### WORK TO COMPLETE
Would you write out the listing verbatim and skip every picture in it?
╭─ DATA TO PROCESS
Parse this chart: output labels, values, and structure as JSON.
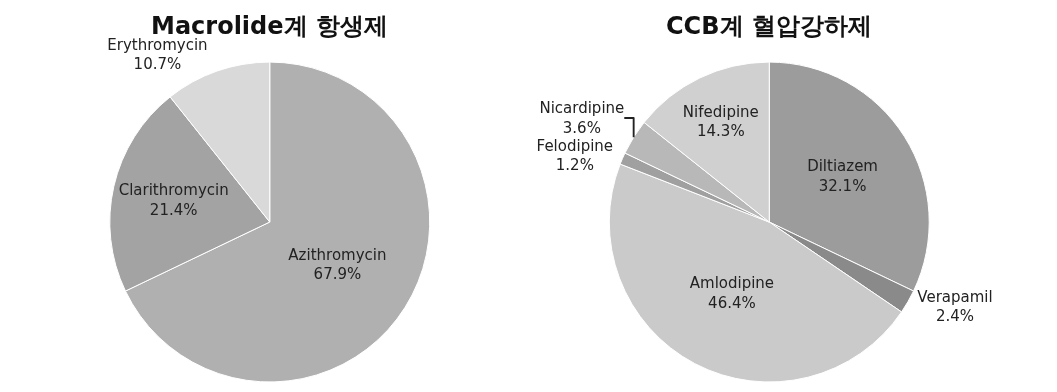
{
  "chart_data": [
    {
      "type": "pie",
      "title": "Macrolide계 항생제",
      "categories": [
        "Azithromycin",
        "Clarithromycin",
        "Erythromycin"
      ],
      "values": [
        67.9,
        21.4,
        10.7
      ],
      "value_labels": [
        "67.9%",
        "21.4%",
        "10.7%"
      ],
      "colors": [
        "#b0b0b0",
        "#a3a3a3",
        "#d9d9d9"
      ],
      "legend": false
    },
    {
      "type": "pie",
      "title": "CCB계 혈압강하제",
      "categories": [
        "Diltiazem",
        "Verapamil",
        "Amlodipine",
        "Felodipine",
        "Nicardipine",
        "Nifedipine"
      ],
      "values": [
        32.1,
        2.4,
        46.4,
        1.2,
        3.6,
        14.3
      ],
      "value_labels": [
        "32.1%",
        "2.4%",
        "46.4%",
        "1.2%",
        "3.6%",
        "14.3%"
      ],
      "colors": [
        "#9c9c9c",
        "#8a8a8a",
        "#cacaca",
        "#a0a0a0",
        "#b8b8b8",
        "#d0d0d0"
      ],
      "legend": false
    }
  ]
}
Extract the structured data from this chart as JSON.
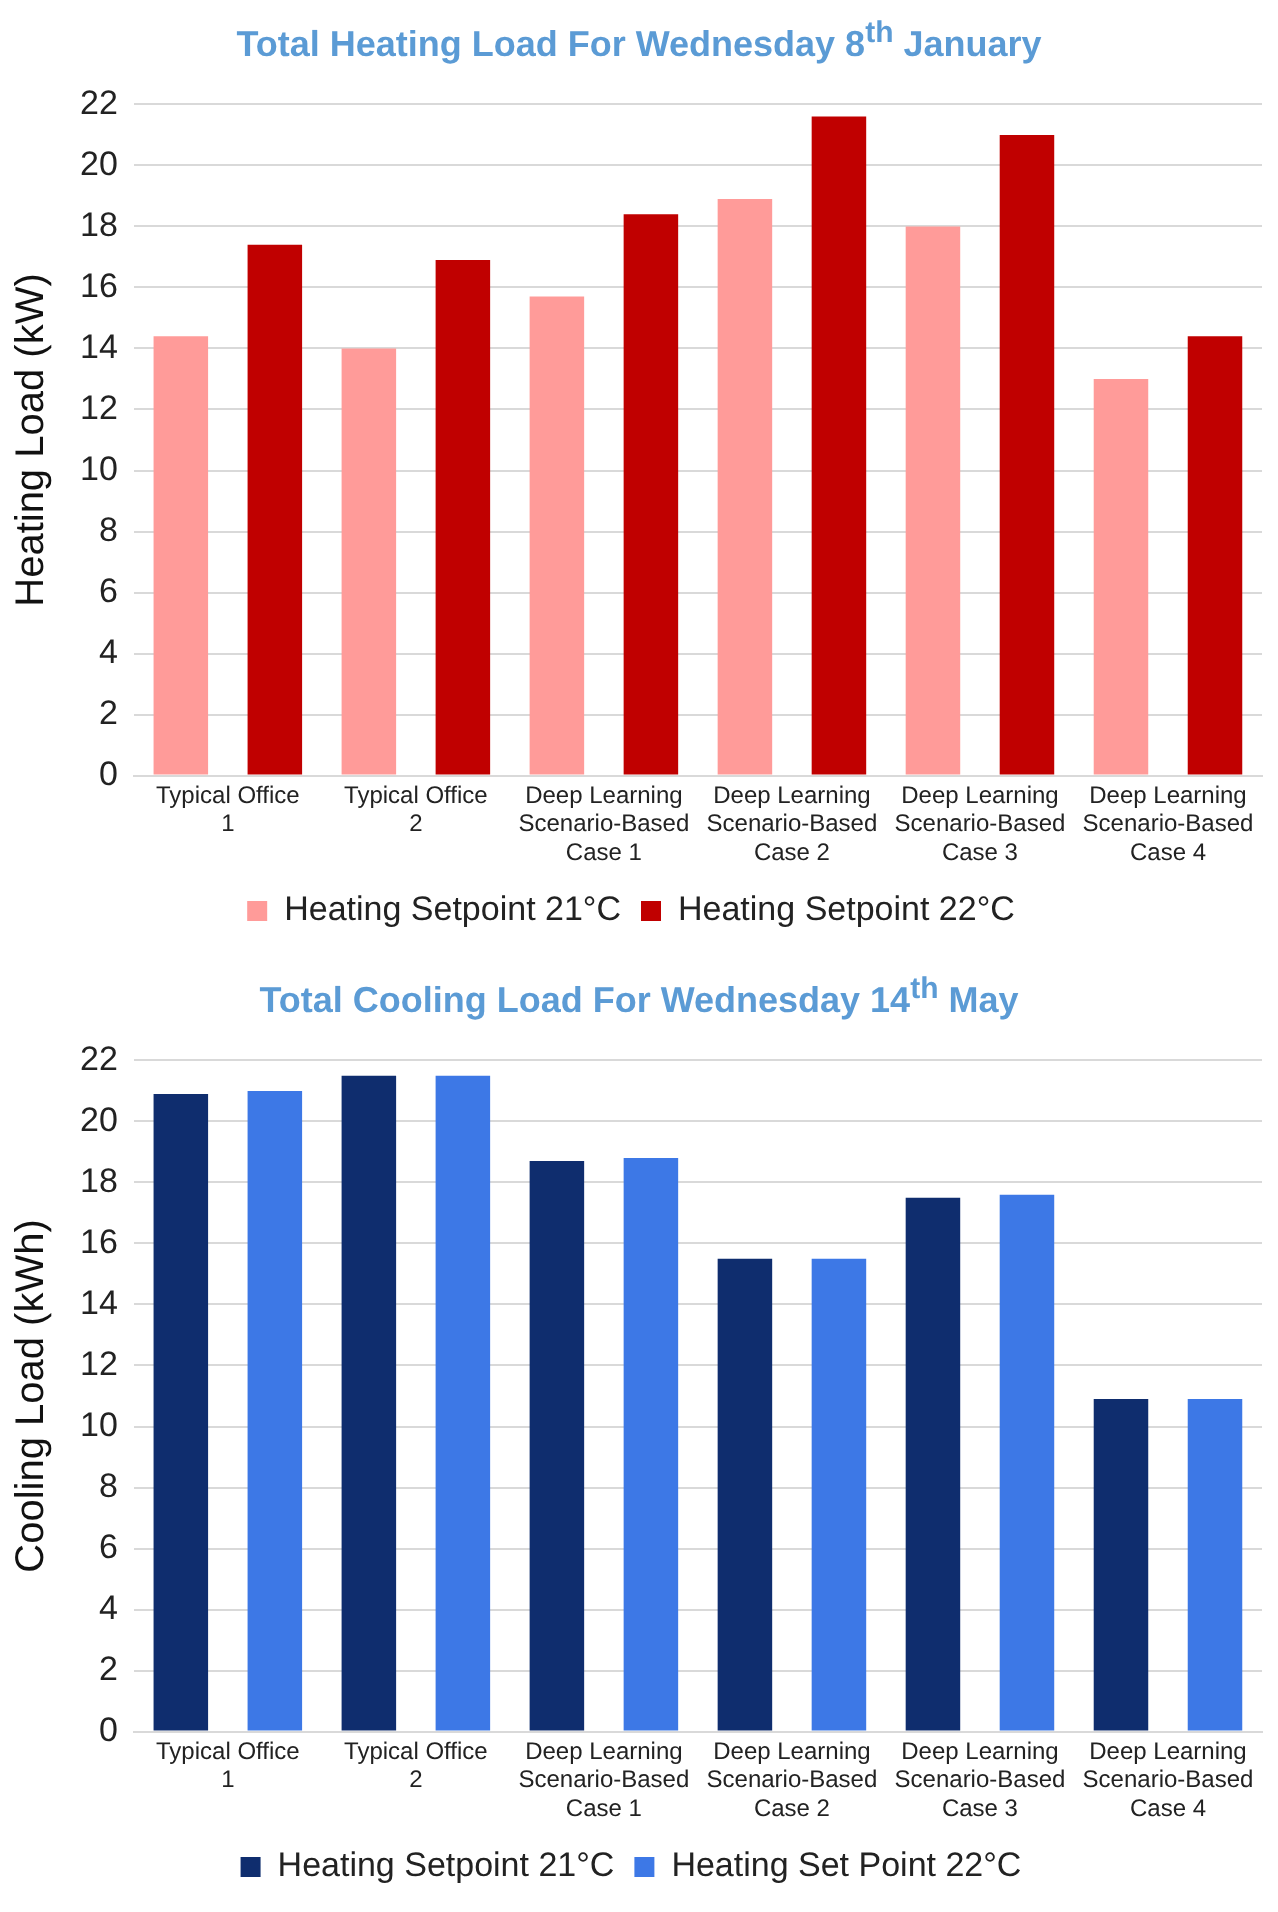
{
  "chart_data": [
    {
      "type": "bar",
      "title": "Total Heating Load For Wednesday 8$^{th}$ January",
      "ylabel": "Heating Load (kW)",
      "categories": [
        "Typical Office 1",
        "Typical Office 2",
        "Deep Learning Scenario-Based Case 1",
        "Deep Learning Scenario-Based Case 2",
        "Deep Learning Scenario-Based Case 3",
        "Deep Learning Scenario-Based Case 4"
      ],
      "series": [
        {
          "name": "Heating Setpoint 21°C",
          "color": "#ff9b99",
          "values": [
            14.4,
            14.0,
            15.7,
            18.9,
            18.0,
            13.0
          ]
        },
        {
          "name": "Heating Setpoint 22°C",
          "color": "#c00000",
          "values": [
            17.4,
            16.9,
            18.4,
            21.6,
            21.0,
            14.4
          ]
        }
      ],
      "ylim": [
        0,
        22
      ],
      "yticks": [
        0,
        2,
        4,
        6,
        8,
        10,
        12,
        14,
        16,
        18,
        20,
        22
      ],
      "grid": "y",
      "legend": "bottom"
    },
    {
      "type": "bar",
      "title": "Total Cooling Load For Wednesday 14$^{th}$ May",
      "ylabel": "Cooling Load (kWh)",
      "categories": [
        "Typical Office 1",
        "Typical Office 2",
        "Deep Learning Scenario-Based Case 1",
        "Deep Learning Scenario-Based Case 2",
        "Deep Learning Scenario-Based Case 3",
        "Deep Learning Scenario-Based Case 4"
      ],
      "series": [
        {
          "name": "Heating Setpoint 21°C",
          "color": "#0f2d6e",
          "values": [
            20.9,
            21.5,
            18.7,
            15.5,
            17.5,
            10.9
          ]
        },
        {
          "name": "Heating Set Point 22°C",
          "color": "#3d78e6",
          "values": [
            21.0,
            21.5,
            18.8,
            15.5,
            17.6,
            10.9
          ]
        }
      ],
      "ylim": [
        0,
        22
      ],
      "yticks": [
        0,
        2,
        4,
        6,
        8,
        10,
        12,
        14,
        16,
        18,
        20,
        22
      ],
      "grid": "y",
      "legend": "bottom"
    }
  ]
}
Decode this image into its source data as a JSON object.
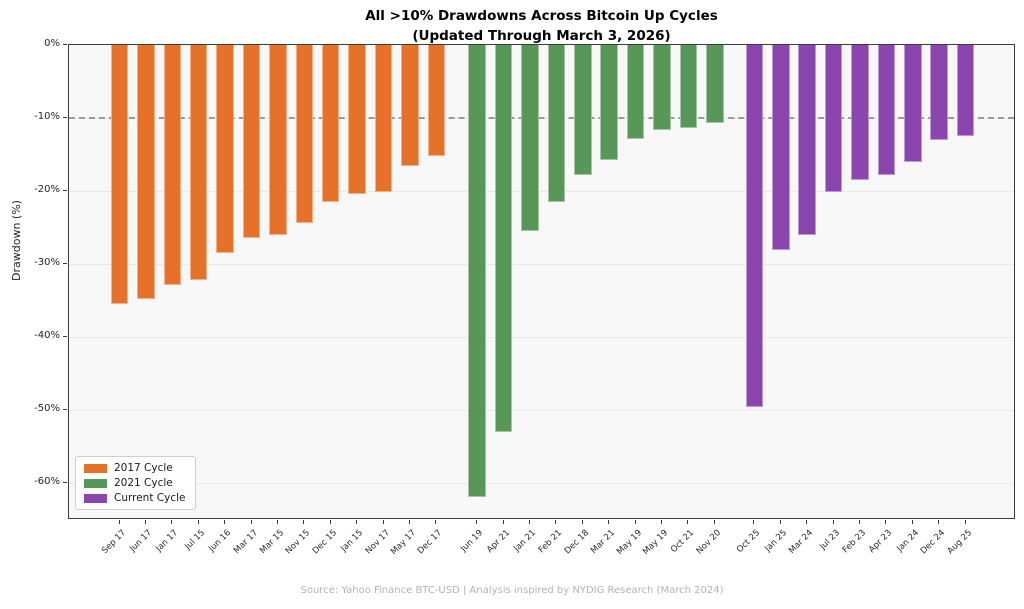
{
  "title": {
    "line1": "All >10% Drawdowns Across Bitcoin Up Cycles",
    "line2": "(Updated Through March 3, 2026)"
  },
  "ylabel": "Drawdown (%)",
  "footer": "Source: Yahoo Finance BTC-USD | Analysis inspired by NYDIG Research (March 2024)",
  "legend": [
    {
      "label": "2017 Cycle",
      "color": "#e6722a"
    },
    {
      "label": "2021 Cycle",
      "color": "#579757"
    },
    {
      "label": "Current Cycle",
      "color": "#8a45ae"
    }
  ],
  "chart_data": {
    "type": "bar",
    "title": "All >10% Drawdowns Across Bitcoin Up Cycles (Updated Through March 3, 2026)",
    "xlabel": "",
    "ylabel": "Drawdown (%)",
    "ylim": [
      -65,
      0
    ],
    "yticks": [
      {
        "value": 0,
        "label": "0%"
      },
      {
        "value": -10,
        "label": "-10%"
      },
      {
        "value": -20,
        "label": "-20%"
      },
      {
        "value": -30,
        "label": "-30%"
      },
      {
        "value": -40,
        "label": "-40%"
      },
      {
        "value": -50,
        "label": "-50%"
      },
      {
        "value": -60,
        "label": "-60%"
      }
    ],
    "threshold_line": -10,
    "grid": true,
    "legend_position": "lower left",
    "series": [
      {
        "name": "2017 Cycle",
        "color": "#e6722a",
        "categories": [
          "Sep 17",
          "Jun 17",
          "Jan 17",
          "Jul 15",
          "Jun 16",
          "Mar 17",
          "Mar 15",
          "Nov 15",
          "Dec 15",
          "Jan 15",
          "Nov 17",
          "May 17",
          "Dec 17"
        ],
        "values": [
          -35.5,
          -34.8,
          -32.8,
          -32.2,
          -28.5,
          -26.4,
          -26.0,
          -24.4,
          -21.5,
          -20.4,
          -20.1,
          -16.6,
          -15.2
        ]
      },
      {
        "name": "2021 Cycle",
        "color": "#579757",
        "categories": [
          "Jun 19",
          "Apr 21",
          "Jan 21",
          "Feb 21",
          "Dec 18",
          "Mar 21",
          "May 19",
          "May 19",
          "Oct 21",
          "Nov 20"
        ],
        "values": [
          -61.9,
          -53.0,
          -25.4,
          -21.5,
          -17.8,
          -15.7,
          -12.8,
          -11.6,
          -11.4,
          -10.7
        ]
      },
      {
        "name": "Current Cycle",
        "color": "#8a45ae",
        "categories": [
          "Oct 25",
          "Jan 25",
          "Mar 24",
          "Jul 23",
          "Feb 23",
          "Apr 23",
          "Jan 24",
          "Dec 24",
          "Aug 25"
        ],
        "values": [
          -49.5,
          -28.1,
          -26.0,
          -20.1,
          -18.5,
          -17.8,
          -16.0,
          -13.0,
          -12.4
        ]
      }
    ]
  }
}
╰─
### EXERCISE RESPONSE
Parse this chart: output labels, values, and structure as JSON.
{
  "chart_data": [
    {
      "type": "pie",
      "title": "Macrolide계 항생제",
      "categories": [
        "Azithromycin",
        "Clarithromycin",
        "Erythromycin"
      ],
      "values": [
        67.9,
        21.4,
        10.7
      ],
      "value_labels": [
        "67.9%",
        "21.4%",
        "10.7%"
      ],
      "colors": [
        "#b0b0b0",
        "#a3a3a3",
        "#d9d9d9"
      ],
      "legend": false
    },
    {
      "type": "pie",
      "title": "CCB계 혈압강하제",
      "categories": [
        "Diltiazem",
        "Verapamil",
        "Amlodipine",
        "Felodipine",
        "Nicardipine",
        "Nifedipine"
      ],
      "values": [
        32.1,
        2.4,
        46.4,
        1.2,
        3.6,
        14.3
      ],
      "value_labels": [
        "32.1%",
        "2.4%",
        "46.4%",
        "1.2%",
        "3.6%",
        "14.3%"
      ],
      "colors": [
        "#9c9c9c",
        "#8a8a8a",
        "#cacaca",
        "#a0a0a0",
        "#b8b8b8",
        "#d0d0d0"
      ],
      "legend": false
    }
  ]
}
Extract the structured data from this chart as JSON.
{
  "chart_data": [
    {
      "type": "bar",
      "title": "Total Heating Load For Wednesday 8$^{th}$ January",
      "ylabel": "Heating Load (kW)",
      "categories": [
        "Typical Office 1",
        "Typical Office 2",
        "Deep Learning Scenario-Based Case 1",
        "Deep Learning Scenario-Based Case 2",
        "Deep Learning Scenario-Based Case 3",
        "Deep Learning Scenario-Based Case 4"
      ],
      "series": [
        {
          "name": "Heating Setpoint 21°C",
          "color": "#ff9b99",
          "values": [
            14.4,
            14.0,
            15.7,
            18.9,
            18.0,
            13.0
          ]
        },
        {
          "name": "Heating Setpoint 22°C",
          "color": "#c00000",
          "values": [
            17.4,
            16.9,
            18.4,
            21.6,
            21.0,
            14.4
          ]
        }
      ],
      "ylim": [
        0,
        22
      ],
      "yticks": [
        0,
        2,
        4,
        6,
        8,
        10,
        12,
        14,
        16,
        18,
        20,
        22
      ],
      "grid": "y",
      "legend": "bottom"
    },
    {
      "type": "bar",
      "title": "Total Cooling Load For Wednesday 14$^{th}$ May",
      "ylabel": "Cooling Load (kWh)",
      "categories": [
        "Typical Office 1",
        "Typical Office 2",
        "Deep Learning Scenario-Based Case 1",
        "Deep Learning Scenario-Based Case 2",
        "Deep Learning Scenario-Based Case 3",
        "Deep Learning Scenario-Based Case 4"
      ],
      "series": [
        {
          "name": "Heating Setpoint 21°C",
          "color": "#0f2d6e",
          "values": [
            20.9,
            21.5,
            18.7,
            15.5,
            17.5,
            10.9
          ]
        },
        {
          "name": "Heating Set Point 22°C",
          "color": "#3d78e6",
          "values": [
            21.0,
            21.5,
            18.8,
            15.5,
            17.6,
            10.9
          ]
        }
      ],
      "ylim": [
        0,
        22
      ],
      "yticks": [
        0,
        2,
        4,
        6,
        8,
        10,
        12,
        14,
        16,
        18,
        20,
        22
      ],
      "grid": "y",
      "legend": "bottom"
    }
  ]
}
Decode this image into its source data as a JSON object.
{
  "title": {
    "line1": "All >10% Drawdowns Across Bitcoin Up Cycles",
    "line2": "(Updated Through March 3, 2026)"
  },
  "ylabel": "Drawdown (%)",
  "footer": "Source: Yahoo Finance BTC-USD | Analysis inspired by NYDIG Research (March 2024)",
  "legend": [
    {
      "label": "2017 Cycle",
      "color": "#e6722a"
    },
    {
      "label": "2021 Cycle",
      "color": "#579757"
    },
    {
      "label": "Current Cycle",
      "color": "#8a45ae"
    }
  ],
  "chart_data": {
    "type": "bar",
    "title": "All >10% Drawdowns Across Bitcoin Up Cycles (Updated Through March 3, 2026)",
    "xlabel": "",
    "ylabel": "Drawdown (%)",
    "ylim": [
      -65,
      0
    ],
    "yticks": [
      {
        "value": 0,
        "label": "0%"
      },
      {
        "value": -10,
        "label": "-10%"
      },
      {
        "value": -20,
        "label": "-20%"
      },
      {
        "value": -30,
        "label": "-30%"
      },
      {
        "value": -40,
        "label": "-40%"
      },
      {
        "value": -50,
        "label": "-50%"
      },
      {
        "value": -60,
        "label": "-60%"
      }
    ],
    "threshold_line": -10,
    "grid": true,
    "legend_position": "lower left",
    "series": [
      {
        "name": "2017 Cycle",
        "color": "#e6722a",
        "categories": [
          "Sep 17",
          "Jun 17",
          "Jan 17",
          "Jul 15",
          "Jun 16",
          "Mar 17",
          "Mar 15",
          "Nov 15",
          "Dec 15",
          "Jan 15",
          "Nov 17",
          "May 17",
          "Dec 17"
        ],
        "values": [
          -35.5,
          -34.8,
          -32.8,
          -32.2,
          -28.5,
          -26.4,
          -26.0,
          -24.4,
          -21.5,
          -20.4,
          -20.1,
          -16.6,
          -15.2
        ]
      },
      {
        "name": "2021 Cycle",
        "color": "#579757",
        "categories": [
          "Jun 19",
          "Apr 21",
          "Jan 21",
          "Feb 21",
          "Dec 18",
          "Mar 21",
          "May 19",
          "May 19",
          "Oct 21",
          "Nov 20"
        ],
        "values": [
          -61.9,
          -53.0,
          -25.4,
          -21.5,
          -17.8,
          -15.7,
          -12.8,
          -11.6,
          -11.4,
          -10.7
        ]
      },
      {
        "name": "Current Cycle",
        "color": "#8a45ae",
        "categories": [
          "Oct 25",
          "Jan 25",
          "Mar 24",
          "Jul 23",
          "Feb 23",
          "Apr 23",
          "Jan 24",
          "Dec 24",
          "Aug 25"
        ],
        "values": [
          -49.5,
          -28.1,
          -26.0,
          -20.1,
          -18.5,
          -17.8,
          -16.0,
          -13.0,
          -12.4
        ]
      }
    ]
  }
}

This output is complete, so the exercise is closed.